CHALLENGE
In the shading correction text, what does the bottom hold circuit 22 detect while the white reference image PW is being read?

Hereinafter, the shading correction according to the prior art system of FIG. 4 will be described for the case where the image reading apparatus is operated in the sheet stationary mode.
Referring to FIGS. 1, 3A and 4, the controller 101 moves the sliders 9 and 10 when starting the reading of a sheet, until the home position sensor 19 detects that the sliders 9 and 10 are located at respective reference positions. In this state, the line image sensor 8 reads the white reference image PW formed on the guide plate 18.
During this reading of the white reference image PW, the digital-to-analog converter 25 is controlled by the controller 101 such that the reference voltage +Vr is set to a maximum value that the digital-to-analog converter 25 can produce irrespective of digital data supplied thereto, and reading of the white reference image PW is performed under this state. The proportional adjustment of the reference voltage +Vr by the output of the peak hold circuit 23 is also disabled by the controller 101 during this procedure. On the other hand, the lowest level of the analog image signals AV is detected by the bottom hold circuit 22 and is applied to the analog-to-digital converter 21 as the reference voltage -Vr.
In response to the reading of the white reference image PW as such, the analog image signals AV from the line image sensor 8 are converted to the corresponding digital image signals DV and subsequently stored in the line buffer 24 which is set ready for storing data by the controller 101 at the beginning of reading of the white reference image PW. It should be noted that, in this state, the line buffer 24 stores the white reference level in the form of digital data, and the digital data thus stored in the line buffer 24 reflects the variation of the characteristics of the photosensitive devices as well as the variation of intensity of the light incident to each of the photosensitive devices after the detection of the white reference image PW is made.
Next, the controller 101 moves the sliders 9 and 10 such that the image reading location, which was previously located at the position A, is now located in correspondence to a head part of the sheet 2, and the first line of the document is read by the line image sensor 8. During the reading, the analog-to-digital converter 21 is provided with the reference voltage +Vr from the digital-to-analog converter 25 and further with the output -Vr from the bottom hold circuit 22, and the input analog image signal AV is converted to the digital image signal DV on the basis of these reference voltages. It should be noted that the reference voltage +Vr provided by the digital-to-analog converter 25 is adjusted in accordance with the output of the peak hold circuit 23, and any time-dependent variation of the intensity of illumination by the light source 3, which might have occured since the last reading of the reference white image PW, is compensated.
The obtained digital image signal DV is normalized with respect to the first reference voltage +Vr defining the maximum of the image signal AV and the second reference voltage -Vr defining the minimum, as already described. As the line buffer 24 stores the white reference level, the output image data DV, produced by the analog-to-digital converter 21 using the reference voltage +Vr, is compensated with respect to the variation of the white level. In other words, the effect of the shading is eliminated from the digital image data DV, as shown in FIG. 2B. It should be noted that the controller 101 prohibits the content of the line buffer 24 from being updated once the reading of the image on the sheet is started, until the reading of that sheet is completed and reading of the next sheet is started.
The same procedure is applicable also to the case where the reading of the image is performed in the sheet feeding type image reading apparatus. In this case, the line buffer 24 is set ready for reading by the controller 101 at the beginning of the reading procedure, and the white image PW on the guide plate 18 is read prior to the feeding of the sheet. The digital image data DV thus obtained by the analog-to-digital converter 21 is stored subsequently in the line buffer 24.

DATA PROVIDED

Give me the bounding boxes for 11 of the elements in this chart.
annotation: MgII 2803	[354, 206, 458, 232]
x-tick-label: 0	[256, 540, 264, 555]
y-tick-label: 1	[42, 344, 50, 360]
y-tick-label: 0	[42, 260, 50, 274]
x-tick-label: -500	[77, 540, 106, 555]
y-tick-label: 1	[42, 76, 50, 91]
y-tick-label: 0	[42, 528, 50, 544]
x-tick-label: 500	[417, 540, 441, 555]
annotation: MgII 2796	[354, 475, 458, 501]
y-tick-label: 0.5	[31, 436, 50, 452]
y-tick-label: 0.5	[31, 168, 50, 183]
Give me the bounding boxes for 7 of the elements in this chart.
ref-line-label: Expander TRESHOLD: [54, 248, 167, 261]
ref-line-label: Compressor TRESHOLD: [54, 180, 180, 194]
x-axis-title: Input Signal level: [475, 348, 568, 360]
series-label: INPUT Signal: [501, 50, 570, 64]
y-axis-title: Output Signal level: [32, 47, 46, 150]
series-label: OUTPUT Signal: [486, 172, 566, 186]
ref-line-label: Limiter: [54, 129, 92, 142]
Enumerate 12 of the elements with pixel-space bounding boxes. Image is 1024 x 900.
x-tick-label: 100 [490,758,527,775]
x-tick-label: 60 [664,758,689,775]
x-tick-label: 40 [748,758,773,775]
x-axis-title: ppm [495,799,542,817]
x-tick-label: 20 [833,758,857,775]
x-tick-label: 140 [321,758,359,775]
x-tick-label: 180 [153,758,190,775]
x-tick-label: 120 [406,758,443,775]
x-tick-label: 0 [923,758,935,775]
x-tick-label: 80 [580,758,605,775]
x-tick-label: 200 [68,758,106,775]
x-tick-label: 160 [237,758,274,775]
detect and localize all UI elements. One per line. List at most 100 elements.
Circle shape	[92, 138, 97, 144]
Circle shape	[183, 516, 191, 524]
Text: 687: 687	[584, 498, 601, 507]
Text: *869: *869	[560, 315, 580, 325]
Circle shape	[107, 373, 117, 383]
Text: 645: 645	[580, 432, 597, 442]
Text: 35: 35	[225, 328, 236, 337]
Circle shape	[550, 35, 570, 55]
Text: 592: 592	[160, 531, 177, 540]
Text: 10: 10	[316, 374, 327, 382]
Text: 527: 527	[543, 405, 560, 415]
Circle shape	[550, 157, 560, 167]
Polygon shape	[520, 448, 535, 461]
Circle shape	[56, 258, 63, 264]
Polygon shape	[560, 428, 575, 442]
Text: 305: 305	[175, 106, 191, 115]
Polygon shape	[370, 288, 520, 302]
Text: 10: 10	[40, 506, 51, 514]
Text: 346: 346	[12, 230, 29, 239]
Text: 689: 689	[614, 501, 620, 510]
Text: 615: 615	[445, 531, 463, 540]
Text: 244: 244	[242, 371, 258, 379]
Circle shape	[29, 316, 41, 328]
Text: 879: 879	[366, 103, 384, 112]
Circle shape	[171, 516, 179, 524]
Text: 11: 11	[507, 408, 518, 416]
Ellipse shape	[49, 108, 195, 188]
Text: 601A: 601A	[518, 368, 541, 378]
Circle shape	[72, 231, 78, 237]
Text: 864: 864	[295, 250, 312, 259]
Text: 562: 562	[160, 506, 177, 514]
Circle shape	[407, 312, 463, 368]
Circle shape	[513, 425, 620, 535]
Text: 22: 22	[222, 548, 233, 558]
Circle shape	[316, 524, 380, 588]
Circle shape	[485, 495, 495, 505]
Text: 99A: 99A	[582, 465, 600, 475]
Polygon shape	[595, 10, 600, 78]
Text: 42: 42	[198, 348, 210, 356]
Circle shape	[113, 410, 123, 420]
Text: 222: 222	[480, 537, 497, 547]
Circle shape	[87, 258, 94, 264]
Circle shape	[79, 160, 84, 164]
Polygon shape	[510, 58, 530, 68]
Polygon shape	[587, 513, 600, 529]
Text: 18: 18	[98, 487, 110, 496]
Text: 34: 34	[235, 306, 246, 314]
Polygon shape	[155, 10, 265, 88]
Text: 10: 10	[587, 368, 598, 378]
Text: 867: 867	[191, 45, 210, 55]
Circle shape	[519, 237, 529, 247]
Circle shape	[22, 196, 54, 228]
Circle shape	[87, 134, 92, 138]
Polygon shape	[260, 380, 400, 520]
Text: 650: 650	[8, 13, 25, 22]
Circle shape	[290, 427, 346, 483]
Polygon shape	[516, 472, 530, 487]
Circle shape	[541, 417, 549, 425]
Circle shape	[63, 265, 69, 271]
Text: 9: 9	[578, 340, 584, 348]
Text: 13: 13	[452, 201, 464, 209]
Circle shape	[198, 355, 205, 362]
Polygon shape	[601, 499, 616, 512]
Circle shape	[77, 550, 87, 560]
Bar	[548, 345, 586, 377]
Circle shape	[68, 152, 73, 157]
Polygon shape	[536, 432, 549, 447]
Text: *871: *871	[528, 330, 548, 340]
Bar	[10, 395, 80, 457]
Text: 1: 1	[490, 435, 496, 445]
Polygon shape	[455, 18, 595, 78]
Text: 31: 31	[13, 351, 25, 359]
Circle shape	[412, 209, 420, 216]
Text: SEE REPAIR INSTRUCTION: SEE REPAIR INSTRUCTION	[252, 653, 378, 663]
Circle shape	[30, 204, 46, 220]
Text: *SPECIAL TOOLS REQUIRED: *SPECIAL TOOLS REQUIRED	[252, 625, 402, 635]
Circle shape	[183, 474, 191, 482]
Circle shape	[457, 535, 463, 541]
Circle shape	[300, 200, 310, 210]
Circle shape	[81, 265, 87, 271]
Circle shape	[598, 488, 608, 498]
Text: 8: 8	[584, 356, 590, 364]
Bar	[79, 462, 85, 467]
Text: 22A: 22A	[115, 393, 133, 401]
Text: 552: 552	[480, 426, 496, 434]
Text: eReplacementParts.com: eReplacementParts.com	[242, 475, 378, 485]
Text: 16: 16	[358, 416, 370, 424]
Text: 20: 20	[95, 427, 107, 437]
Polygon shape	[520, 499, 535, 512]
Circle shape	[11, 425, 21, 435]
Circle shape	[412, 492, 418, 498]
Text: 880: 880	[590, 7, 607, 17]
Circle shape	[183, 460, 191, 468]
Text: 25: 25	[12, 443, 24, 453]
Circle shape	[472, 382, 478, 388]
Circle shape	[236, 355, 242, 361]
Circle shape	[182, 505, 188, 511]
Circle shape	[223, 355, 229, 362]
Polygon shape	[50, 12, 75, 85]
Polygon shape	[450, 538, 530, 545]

WRITTEN ANSWER
The lowest level of the analog image signals AV.